TASK REQUIREMENTS
Tally every line of the listing where the string "ОБЛАСТЬ" is found, and state the total alone.
--- INFORMATION SUPPLIED ---
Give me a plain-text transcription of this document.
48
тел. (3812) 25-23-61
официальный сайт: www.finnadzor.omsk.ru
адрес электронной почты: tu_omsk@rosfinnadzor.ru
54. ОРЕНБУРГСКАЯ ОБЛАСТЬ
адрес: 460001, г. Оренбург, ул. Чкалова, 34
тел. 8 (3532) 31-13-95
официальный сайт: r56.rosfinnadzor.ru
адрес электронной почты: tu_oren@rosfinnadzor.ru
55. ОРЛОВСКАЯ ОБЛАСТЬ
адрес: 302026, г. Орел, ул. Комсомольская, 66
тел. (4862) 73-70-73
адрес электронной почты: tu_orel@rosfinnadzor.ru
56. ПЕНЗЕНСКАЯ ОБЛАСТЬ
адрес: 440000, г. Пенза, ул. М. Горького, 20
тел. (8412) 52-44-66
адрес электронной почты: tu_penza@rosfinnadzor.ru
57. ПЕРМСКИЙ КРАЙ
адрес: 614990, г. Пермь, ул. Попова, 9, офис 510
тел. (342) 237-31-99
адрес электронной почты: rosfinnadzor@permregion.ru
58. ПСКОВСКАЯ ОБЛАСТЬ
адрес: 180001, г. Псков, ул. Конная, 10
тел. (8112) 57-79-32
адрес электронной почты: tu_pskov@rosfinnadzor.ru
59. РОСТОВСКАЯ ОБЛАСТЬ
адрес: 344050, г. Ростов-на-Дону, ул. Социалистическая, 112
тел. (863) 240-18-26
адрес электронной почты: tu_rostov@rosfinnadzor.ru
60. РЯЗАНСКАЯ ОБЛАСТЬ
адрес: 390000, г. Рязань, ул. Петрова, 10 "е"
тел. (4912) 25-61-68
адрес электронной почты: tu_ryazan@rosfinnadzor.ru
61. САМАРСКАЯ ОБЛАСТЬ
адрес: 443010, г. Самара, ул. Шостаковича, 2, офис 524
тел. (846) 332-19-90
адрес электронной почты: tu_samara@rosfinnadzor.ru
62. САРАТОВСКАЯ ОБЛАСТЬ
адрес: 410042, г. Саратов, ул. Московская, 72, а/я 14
---
OUTPUT BELOW
8